── Texto fornecido
Como uma honeynet realista revela o uso de servidores brasileiros em ataques cibernéticos internacionais.

Introdução

Ciberataques estão cada vez mais sofisticados — e silenciosos. Mas, e se fosse possível ver o ataque acontecer em tempo real? E se, ao invés de apenas se defender, nós criássemos um ambiente projetado para ser atacado, analisando cada movimento do invasor?

Foi exatamente isso que fizemos na CYLO, em parceria com o Laboratório ACME! de Pesquisa em Cibersegurança da UNESP de São José do Rio Preto, SP.


O que seus olhos não enxergam, nós capturamos

A CYLO, em parceria com o Laboratório ACME! Cybersecurity Research da UNESP de São José do Rio Preto, desenvolveu um projeto de pesquisa e inovação com honeypots de alta interação, simulando redes corporativas reais. A missão: detectar, entender e antecipar ataques cibernéticos, com foco no cenário brasileiro.  

A ideia nasceu como um protótipo para colaboração entre Empresa e Universidade, e foi construída em conjunto por analistas estudantes de Iniciação Científica e Mestrado do Laboratório ACME! da UNESP e especialistas da CYLO — unindo excelência acadêmica e experiência prática de ambos em defesa cibernética.

Os honeypots são sistemas projetados intencionalmente para parecerem alvos vulneráveis a atacantes. Quando conectados entre si, formam uma honeynet — uma rede falsa, porém realista, que simula uma infraestrutura corporativa completa. O objetivo é claro: ser atacado. Cada tentativa de intrusão é registrada, analisada e transformada em conhecimento sobre técnicas, ferramentas e comportamentos maliciosos. O Laboratório ACME! opera honeypots desde 2002, como elemento de fornecimento de dados para suas pesquisas.

A arquitetura da honeynet fica situada fisicamente num laboratório de pesquisa e inovação, ligado à Internet, e inclui:

  • Domínio de rede local, com 2 servidores de Microsoft Active Directory.
  • Domínio de Internet.
  • Estações Windows 10 e 11, atualizadas e desatualizadas.
  • Servidores Linux e Windows, atualizados e desatualizados, com serviços reais, tais como: servidor web, servidor de arquivos, servidor de correio eletrônico, servidor de ssh, dentre vários outros.
  • Agentes e sensores controlados para capturar o comportamento do invasor.
  • Firewalls e switches virtuais.
  • Equipamento de contenção das conexões outbound, para evitar que o atacante lance um ataque crítico a partir da honeynet.

Cada componente foi cuidadosamente configurado com vulnerabilidades sutis, propositalmente reais, mas discretas. Nem tão óbvias a ponto de levantar suspeitas, nem tão complexas que impeçam invasores medianos. Foi feito um planejamento cuidadoso para alcançar um equilíbrio ideal para atrair atacantes autênticos, sem revelar que tudo ali foi feito para observá-los.
────
── Listagem fornecida
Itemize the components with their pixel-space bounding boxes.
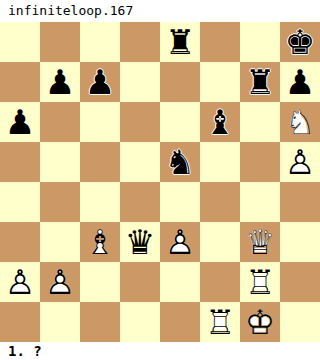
- square-e4[interactable]: [160, 182, 200, 222]
- move-prompt: 1. ?: [8, 342, 42, 360]
- black-pawn[interactable]: ♟: [0, 102, 40, 142]
- white-pawn[interactable]: ♟♙: [0, 262, 40, 302]
- square-d2[interactable]: [120, 262, 160, 302]
- piece-outline-layer: ♗: [80, 222, 120, 262]
- chess-board: ♜♚♟♟♜♟♟♝♞♘♞♟♙♝♗♛♟♙♛♕♟♙♟♙♜♖♜♖♚♔: [0, 22, 320, 342]
- square-a7[interactable]: [0, 62, 40, 102]
- piece-glyph: ♟: [40, 62, 80, 102]
- piece-glyph: ♞: [160, 142, 200, 182]
- white-pawn[interactable]: ♟♙: [40, 262, 80, 302]
- square-g8[interactable]: [240, 22, 280, 62]
- piece-outline-layer: ♖: [200, 302, 240, 342]
- white-rook[interactable]: ♜♖: [240, 262, 280, 302]
- square-a3[interactable]: [0, 222, 40, 262]
- square-b2[interactable]: ♟♙: [40, 262, 80, 302]
- square-h6[interactable]: ♞♘: [280, 102, 320, 142]
- square-f7[interactable]: [200, 62, 240, 102]
- square-e6[interactable]: [160, 102, 200, 142]
- square-g5[interactable]: [240, 142, 280, 182]
- square-f4[interactable]: [200, 182, 240, 222]
- square-c1[interactable]: [80, 302, 120, 342]
- piece-outline-layer: ♙: [0, 262, 40, 302]
- square-h8[interactable]: ♚: [280, 22, 320, 62]
- square-g6[interactable]: [240, 102, 280, 142]
- square-c2[interactable]: [80, 262, 120, 302]
- black-queen[interactable]: ♛: [120, 222, 160, 262]
- black-rook[interactable]: ♜: [240, 62, 280, 102]
- square-f2[interactable]: [200, 262, 240, 302]
- square-c5[interactable]: [80, 142, 120, 182]
- black-bishop[interactable]: ♝: [200, 102, 240, 142]
- square-b4[interactable]: [40, 182, 80, 222]
- square-b3[interactable]: [40, 222, 80, 262]
- black-pawn[interactable]: ♟: [40, 62, 80, 102]
- square-a1[interactable]: [0, 302, 40, 342]
- square-h4[interactable]: [280, 182, 320, 222]
- square-e1[interactable]: [160, 302, 200, 342]
- square-d6[interactable]: [120, 102, 160, 142]
- square-b6[interactable]: [40, 102, 80, 142]
- square-f3[interactable]: [200, 222, 240, 262]
- square-f5[interactable]: [200, 142, 240, 182]
- square-e7[interactable]: [160, 62, 200, 102]
- square-a8[interactable]: [0, 22, 40, 62]
- square-d3[interactable]: ♛: [120, 222, 160, 262]
- piece-glyph: ♟: [80, 62, 120, 102]
- status-bar: 1. ?: [0, 342, 320, 360]
- square-h2[interactable]: [280, 262, 320, 302]
- square-a4[interactable]: [0, 182, 40, 222]
- square-b7[interactable]: ♟: [40, 62, 80, 102]
- square-f6[interactable]: ♝: [200, 102, 240, 142]
- square-d7[interactable]: [120, 62, 160, 102]
- square-e8[interactable]: ♜: [160, 22, 200, 62]
- square-g4[interactable]: [240, 182, 280, 222]
- square-h7[interactable]: ♟: [280, 62, 320, 102]
- piece-outline-layer: ♘: [280, 102, 320, 142]
- black-king[interactable]: ♚: [280, 22, 320, 62]
- square-h3[interactable]: [280, 222, 320, 262]
- piece-glyph: ♟: [0, 102, 40, 142]
- square-g1[interactable]: ♚♔: [240, 302, 280, 342]
- square-d1[interactable]: [120, 302, 160, 342]
- square-d5[interactable]: [120, 142, 160, 182]
- square-c3[interactable]: ♝♗: [80, 222, 120, 262]
- square-e2[interactable]: [160, 262, 200, 302]
- piece-glyph: ♜: [160, 22, 200, 62]
- black-pawn[interactable]: ♟: [280, 62, 320, 102]
- square-c4[interactable]: [80, 182, 120, 222]
- puzzle-title: infiniteloop.167: [8, 0, 133, 22]
- square-b5[interactable]: [40, 142, 80, 182]
- black-pawn[interactable]: ♟: [80, 62, 120, 102]
- piece-glyph: ♛: [120, 222, 160, 262]
- square-h1[interactable]: [280, 302, 320, 342]
- square-b1[interactable]: [40, 302, 80, 342]
- square-b8[interactable]: [40, 22, 80, 62]
- square-g2[interactable]: ♜♖: [240, 262, 280, 302]
- piece-outline-layer: ♔: [240, 302, 280, 342]
- square-f1[interactable]: ♜♖: [200, 302, 240, 342]
- title-bar: infiniteloop.167: [0, 0, 320, 22]
- white-queen[interactable]: ♛♕: [240, 222, 280, 262]
- square-a2[interactable]: ♟♙: [0, 262, 40, 302]
- white-knight[interactable]: ♞♘: [280, 102, 320, 142]
- white-rook[interactable]: ♜♖: [200, 302, 240, 342]
- square-e3[interactable]: ♟♙: [160, 222, 200, 262]
- black-rook[interactable]: ♜: [160, 22, 200, 62]
- square-c8[interactable]: [80, 22, 120, 62]
- square-d4[interactable]: [120, 182, 160, 222]
- square-h5[interactable]: ♟♙: [280, 142, 320, 182]
- piece-outline-layer: ♕: [240, 222, 280, 262]
- piece-glyph: ♚: [280, 22, 320, 62]
- piece-glyph: ♟: [280, 62, 320, 102]
- square-c6[interactable]: [80, 102, 120, 142]
- white-pawn[interactable]: ♟♙: [280, 142, 320, 182]
- white-king[interactable]: ♚♔: [240, 302, 280, 342]
- piece-outline-layer: ♙: [280, 142, 320, 182]
- square-f8[interactable]: [200, 22, 240, 62]
- black-knight[interactable]: ♞: [160, 142, 200, 182]
- square-a5[interactable]: [0, 142, 40, 182]
- square-g7[interactable]: ♜: [240, 62, 280, 102]
- square-a6[interactable]: ♟: [0, 102, 40, 142]
- piece-glyph: ♝: [200, 102, 240, 142]
- square-e5[interactable]: ♞: [160, 142, 200, 182]
- piece-outline-layer: ♖: [240, 262, 280, 302]
- white-pawn[interactable]: ♟♙: [160, 222, 200, 262]
- square-c7[interactable]: ♟: [80, 62, 120, 102]
- square-d8[interactable]: [120, 22, 160, 62]
- square-g3[interactable]: ♛♕: [240, 222, 280, 262]
- piece-outline-layer: ♙: [160, 222, 200, 262]
- piece-outline-layer: ♙: [40, 262, 80, 302]
- white-bishop[interactable]: ♝♗: [80, 222, 120, 262]
- piece-glyph: ♜: [240, 62, 280, 102]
────
Instrução: Prossiga o texto sobre a honeynet a partir de onde ele termina. A listagem não serve para nada aqui.

Resposta:
Além disso, diversas precauções, com barreiras de contenção, foram adotadas para evitar que, no caso de comprometimento da honeynet, ela pudesse ser usada como uma base de lançamento para ataques de larga escala a alvos externos, que pudessem causar riscos a outras instituições. Assim ainda que o atacante consiga sair da honeynet, ele tem uma contenção significativa de fluxos. Além dessa precaução, todo o processo é monitorado por uma equipe de pelo menos 8 pessoas, entre estudantes e analistas, que se revezam em turnos, para que sempre sempre haja pelo menos uma pessoa disponível para responder aos alertas 24 horas por dia.


Os Ataques

Após a liberação do acesso global da Internet à honeynet, observamos rapidamente uma explosão de tentativas de força bruta e varreduras vindas de várias partes do mundo. Os Top 5 países por volume de origem dos ataques em 24 horas, após a liberação do acesso mundial, foram os seguintes:

PosiçãoPaísAtaques
Brasil6.002
Ucrânia5.681
Estados Unidos3.896
Irã2.044
Guatemala1.280

O incidente e a invasão

O incidente principal teve início no dia 15/07/2025 às 13:47 BRT, quando um cliente com um endereço IP associado ao Irã obteve acesso local ao Remote Desktop Services (RDS). O método de acesso inicial foi a exploração de credenciais fracas na conta de administrador local. Esta vulnerabilidade fundamental permitiu ao atacante contornar as barreiras de autenticação e estabelecer uma foothold no sistema.

Após o login bem-sucedido, o atacante implantou um executável malicioso, disfarçado como “Windows Explorer.exe”, que foi identificado como uma derivação de um “Trojan de Acesso Remoto” (RAT) XWorm. Este malware é conhecido por sua capacidade de exfiltrar dados e credenciais de sistemas Windows, além de fornecer ao atacante controle remoto sobre a máquina comprometida.

Análise da Evolução do Ataque

A evolução do ataque pode ser dividida em fases, seguindo as táticas da Matriz MITRE ATT&CK:

1. Acesso Inicial (Initial Access):

  • Data/Hora: 15/07/2025 – 13:36 BRT
  • Ação: O atacante, originário de um IP registrado no Irã, utilizou credenciais fracas para acessar o Remote Desktop Services (RDS) exposto à internet. O  endereço IP pertence ao bloco xxx.xxx.152.0/21, operado pela Rightel Communication Service Company PJS. Esse bloco está vinculado ao ASN AS57218. Esta é uma tática comum [T1133] External Remote Services e [T1078.003] Valid Accounts: Local Accounts que evidencia a importância de políticas de senhas robustas.

2. Execução e Persistência (Execution & Persistence):

  • Data/Hora: 15/07/2025 – 13:40 BRT (detecção da execução do malware)
  • Ação: Imediatamente após o acesso, o atacante executou o RAT XWorm (“explorer.exe”). Para garantir a persistência e manter o controle sobre o servidor, o malware realizou as seguintes ações via PowerShell:
    • Criou regras no Windows Defender para excluir os arquivos “explorer.exe” e “Windows Explorer.exe” da análise, bem como o caminho C:\Users\Administrador\AppData\Roaming\explorer.exe. Essa ação se enquadra na técnica da MITRE ATT&CK: [T1562.001] Impair Defenses – Disable or Modify Tools.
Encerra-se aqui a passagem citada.